(Entries from a page text dataset)
==*==

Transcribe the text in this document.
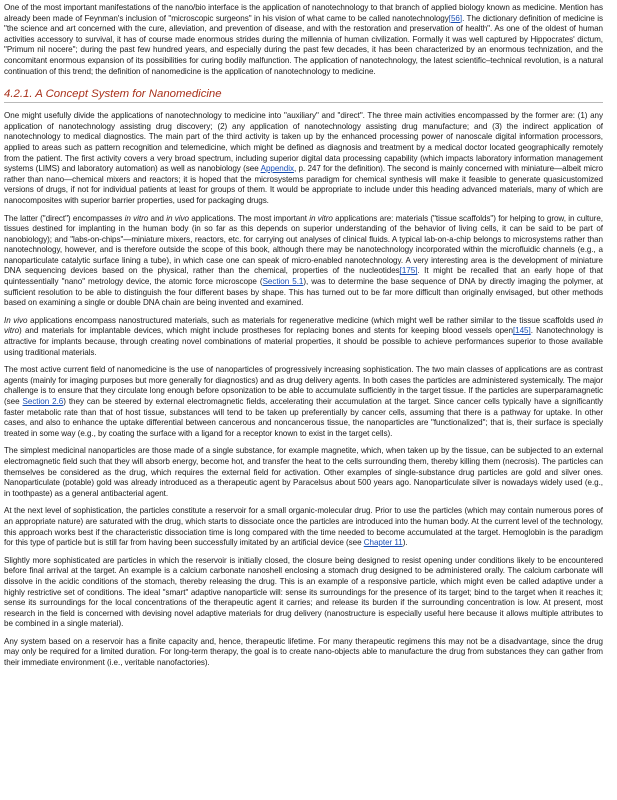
One of the most important manifestations of the nano/bio interface is the application of nanotechnology to that branch of applied biology known as medicine. Mention has already been made of Feynman's inclusion of "microscopic surgeons" in his vision of what came to be called nanotechnology[56]. The dictionary definition of medicine is "the science and art concerned with the cure, alleviation, and prevention of disease, and with the restoration and preservation of health". As one of the oldest of human activities accessory to survival, it has of course made enormous strides during the millennia of human civilization. Formally it was well captured by Hippocrates' dictum, "Primum nil nocere"; during the past few hundred years, and especially during the past few decades, it has been characterized by an enormous technization, and the concomitant enormous expansion of its possibilities for curing bodily malfunction. The application of nanotechnology, the latest scientific–technical revolution, is a natural continuation of this trend; the definition of nanomedicine is the application of nanotechnology to medicine.

4.2.1. A Concept System for Nanomedicine

One might usefully divide the applications of nanotechnology to medicine into "auxiliary" and "direct". The three main activities encompassed by the former are: (1) any application of nanotechnology assisting drug discovery; (2) any application of nanotechnology assisting drug manufacture; and (3) the indirect application of nanotechnology to medical diagnostics. The main part of the third activity is taken up by the enhanced processing power of nanoscale digital information processors, applied to areas such as pattern recognition and telemedicine, which might be defined as diagnosis and treatment by a medical doctor located geographically remotely from the patient. The first activity covers a very broad spectrum, including superior digital data processing capability (which impacts laboratory information management systems (LIMS) and laboratory automation) as well as nanobiology (see Appendix, p. 247 for the definition). The second is mainly concerned with miniature—albeit micro rather than nano—chemical mixers and reactors; it is hoped that the microsystems paradigm for chemical synthesis will make it feasible to generate quasicustomized versions of drugs, if not for individual patients at least for groups of them. It would be appropriate to include under this heading advanced materials, many of which are nanocomposites with superior barrier properties, used for packaging drugs.

The latter ("direct") encompasses in vitro and in vivo applications. The most important in vitro applications are: materials ("tissue scaffolds") for helping to grow, in culture, tissues destined for implanting in the human body (in so far as this depends on superior understanding of the behavior of living cells, it can be said to be part of nanobiology); and "labs-on-chips"—miniature mixers, reactors, etc. for carrying out analyses of clinical fluids. A typical lab-on-a-chip belongs to microsystems rather than nanotechnology, however, and is therefore outside the scope of this book, although there may be nanotechnology incorporated within the microfluidic channels (e.g., a nanoparticulate catalytic surface lining a tube), in which case one can speak of micro-enabled nanotechnology. A very interesting area is the development of miniature DNA sequencing devices based on the physical, rather than the chemical, properties of the nucleotides[175]. It might be recalled that an early hope of that quintessentially "nano" metrology device, the atomic force microscope (Section 5.1), was to determine the base sequence of DNA by directly imaging the polymer, at sufficient resolution to be able to distinguish the four different bases by shape. This has turned out to be far more difficult than originally envisaged, but other methods based on examining a single or double DNA chain are being invented and examined.

In vivo applications encompass nanostructured materials, such as materials for regenerative medicine (which might well be rather similar to the tissue scaffolds used in vitro) and materials for implantable devices, which might include prostheses for replacing bones and stents for keeping blood vessels open[145]. Nanotechnology is attractive for implants because, through creating novel combinations of material properties, it should be possible to achieve performances superior to those available using traditional materials.

The most active current field of nanomedicine is the use of nanoparticles of progressively increasing sophistication. The two main classes of applications are as contrast agents (mainly for imaging purposes but more generally for diagnostics) and as drug delivery agents. In both cases the particles are administered systemically. The major challenge is to ensure that they circulate long enough before opsonization to be able to accumulate sufficiently in the target tissue. If the particles are superparamagnetic (see Section 2.6) they can be steered by external electromagnetic fields, accelerating their accumulation at the target. Since cancer cells typically have a significantly faster metabolic rate than that of host tissue, substances will tend to be taken up preferentially by cancer cells, assuming that there is a pathway for uptake. In other cases, and also to enhance the uptake differential between cancerous and noncancerous tissue, the nanoparticles are "functionalized"; that is, their surface is specially treated in some way (e.g., by coating the surface with a ligand for a receptor known to exist in the target cells).

The simplest medicinal nanoparticles are those made of a single substance, for example magnetite, which, when taken up by the tissue, can be subjected to an external electromagnetic field such that they will absorb energy, become hot, and transfer the heat to the cells surrounding them, thereby killing them (necrosis). The particles can themselves be considered as the drug, which requires the external field for activation. Other examples of single-substance drug particles are gold and silver ones. Nanoparticulate (potable) gold was already introduced as a therapeutic agent by Paracelsus about 500 years ago. Nanoparticulate silver is nowadays widely used (e.g., in toothpaste) as a general antibacterial agent.

At the next level of sophistication, the particles constitute a reservoir for a small organic-molecular drug. Prior to use the particles (which may contain numerous pores of an appropriate nature) are saturated with the drug, which starts to dissociate once the particles are introduced into the human body. At the current level of the technology, this approach works best if the characteristic dissociation time is long compared with the time needed to become accumulated at the target. Hemoglobin is the paradigm for this type of particle but is still far from having been successfully imitated by an artificial device (see Chapter 11).

Slightly more sophisticated are particles in which the reservoir is initially closed, the closure being designed to resist opening under conditions likely to be encountered before final arrival at the target. An example is a calcium carbonate nanoshell enclosing a stomach drug designed to be administered orally. The calcium carbonate will dissolve in the acidic conditions of the stomach, thereby releasing the drug. This is an example of a responsive particle, which might even be called adaptive under a highly restrictive set of conditions. The ideal "smart" adaptive nanoparticle will: sense its surroundings for the presence of its target; bind to the target when it reaches it; sense its surroundings for the local concentrations of the therapeutic agent it carries; and release its burden if the surrounding concentration is low. At present, most research in the field is concerned with devising novel adaptive materials for drug delivery (nanostructure is especially useful here because it allows multiple attributes to be combined in a single material).

Any system based on a reservoir has a finite capacity and, hence, therapeutic lifetime. For many therapeutic regimens this may not be a disadvantage, since the drug may only be required for a limited duration. For long-term therapy, the goal is to create nano-objects able to manufacture the drug from substances they can gather from their immediate environment (i.e., veritable nanofactories).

==*==

Work order:
Transcribe the entries word for word, without their pictures.

Answer section:
Transcribe the text in this document.
One of the most important manifestations of the nano/bio interface is the application of nanotechnology to that branch of applied biology known as medicine. Mention has already been made of Feynman's inclusion of "microscopic surgeons" in his vision of what came to be called nanotechnology[56]. The dictionary definition of medicine is "the science and art concerned with the cure, alleviation, and prevention of disease, and with the restoration and preservation of health". As one of the oldest of human activities accessory to survival, it has of course made enormous strides during the millennia of human civilization. Formally it was well captured by Hippocrates' dictum, "Primum nil nocere"; during the past few hundred years, and especially during the past few decades, it has been characterized by an enormous technization, and the concomitant enormous expansion of its possibilities for curing bodily malfunction. The application of nanotechnology, the latest scientific–technical revolution, is a natural continuation of this trend; the definition of nanomedicine is the application of nanotechnology to medicine.

4.2.1. A Concept System for Nanomedicine

One might usefully divide the applications of nanotechnology to medicine into "auxiliary" and "direct". The three main activities encompassed by the former are: (1) any application of nanotechnology assisting drug discovery; (2) any application of nanotechnology assisting drug manufacture; and (3) the indirect application of nanotechnology to medical diagnostics. The main part of the third activity is taken up by the enhanced processing power of nanoscale digital information processors, applied to areas such as pattern recognition and telemedicine, which might be defined as diagnosis and treatment by a medical doctor located geographically remotely from the patient. The first activity covers a very broad spectrum, including superior digital data processing capability (which impacts laboratory information management systems (LIMS) and laboratory automation) as well as nanobiology (see Appendix, p. 247 for the definition). The second is mainly concerned with miniature—albeit micro rather than nano—chemical mixers and reactors; it is hoped that the microsystems paradigm for chemical synthesis will make it feasible to generate quasicustomized versions of drugs, if not for individual patients at least for groups of them. It would be appropriate to include under this heading advanced materials, many of which are nanocomposites with superior barrier properties, used for packaging drugs.

The latter ("direct") encompasses in vitro and in vivo applications. The most important in vitro applications are: materials ("tissue scaffolds") for helping to grow, in culture, tissues destined for implanting in the human body (in so far as this depends on superior understanding of the behavior of living cells, it can be said to be part of nanobiology); and "labs-on-chips"—miniature mixers, reactors, etc. for carrying out analyses of clinical fluids. A typical lab-on-a-chip belongs to microsystems rather than nanotechnology, however, and is therefore outside the scope of this book, although there may be nanotechnology incorporated within the microfluidic channels (e.g., a nanoparticulate catalytic surface lining a tube), in which case one can speak of micro-enabled nanotechnology. A very interesting area is the development of miniature DNA sequencing devices based on the physical, rather than the chemical, properties of the nucleotides[175]. It might be recalled that an early hope of that quintessentially "nano" metrology device, the atomic force microscope (Section 5.1), was to determine the base sequence of DNA by directly imaging the polymer, at sufficient resolution to be able to distinguish the four different bases by shape. This has turned out to be far more difficult than originally envisaged, but other methods based on examining a single or double DNA chain are being invented and examined.

In vivo applications encompass nanostructured materials, such as materials for regenerative medicine (which might well be rather similar to the tissue scaffolds used in vitro) and materials for implantable devices, which might include prostheses for replacing bones and stents for keeping blood vessels open[145]. Nanotechnology is attractive for implants because, through creating novel combinations of material properties, it should be possible to achieve performances superior to those available using traditional materials.

The most active current field of nanomedicine is the use of nanoparticles of progressively increasing sophistication. The two main classes of applications are as contrast agents (mainly for imaging purposes but more generally for diagnostics) and as drug delivery agents. In both cases the particles are administered systemically. The major challenge is to ensure that they circulate long enough before opsonization to be able to accumulate sufficiently in the target tissue. If the particles are superparamagnetic (see Section 2.6) they can be steered by external electromagnetic fields, accelerating their accumulation at the target. Since cancer cells typically have a significantly faster metabolic rate than that of host tissue, substances will tend to be taken up preferentially by cancer cells, assuming that there is a pathway for uptake. In other cases, and also to enhance the uptake differential between cancerous and noncancerous tissue, the nanoparticles are "functionalized"; that is, their surface is specially treated in some way (e.g., by coating the surface with a ligand for a receptor known to exist in the target cells).

The simplest medicinal nanoparticles are those made of a single substance, for example magnetite, which, when taken up by the tissue, can be subjected to an external electromagnetic field such that they will absorb energy, become hot, and transfer the heat to the cells surrounding them, thereby killing them (necrosis). The particles can themselves be considered as the drug, which requires the external field for activation. Other examples of single-substance drug particles are gold and silver ones. Nanoparticulate (potable) gold was already introduced as a therapeutic agent by Paracelsus about 500 years ago. Nanoparticulate silver is nowadays widely used (e.g., in toothpaste) as a general antibacterial agent.

At the next level of sophistication, the particles constitute a reservoir for a small organic-molecular drug. Prior to use the particles (which may contain numerous pores of an appropriate nature) are saturated with the drug, which starts to dissociate once the particles are introduced into the human body. At the current level of the technology, this approach works best if the characteristic dissociation time is long compared with the time needed to become accumulated at the target. Hemoglobin is the paradigm for this type of particle but is still far from having been successfully imitated by an artificial device (see Chapter 11).

Slightly more sophisticated are particles in which the reservoir is initially closed, the closure being designed to resist opening under conditions likely to be encountered before final arrival at the target. An example is a calcium carbonate nanoshell enclosing a stomach drug designed to be administered orally. The calcium carbonate will dissolve in the acidic conditions of the stomach, thereby releasing the drug. This is an example of a responsive particle, which might even be called adaptive under a highly restrictive set of conditions. The ideal "smart" adaptive nanoparticle will: sense its surroundings for the presence of its target; bind to the target when it reaches it; sense its surroundings for the local concentrations of the therapeutic agent it carries; and release its burden if the surrounding concentration is low. At present, most research in the field is concerned with devising novel adaptive materials for drug delivery (nanostructure is especially useful here because it allows multiple attributes to be combined in a single material).

Any system based on a reservoir has a finite capacity and, hence, therapeutic lifetime. For many therapeutic regimens this may not be a disadvantage, since the drug may only be required for a limited duration. For long-term therapy, the goal is to create nano-objects able to manufacture the drug from substances they can gather from their immediate environment (i.e., veritable nanofactories).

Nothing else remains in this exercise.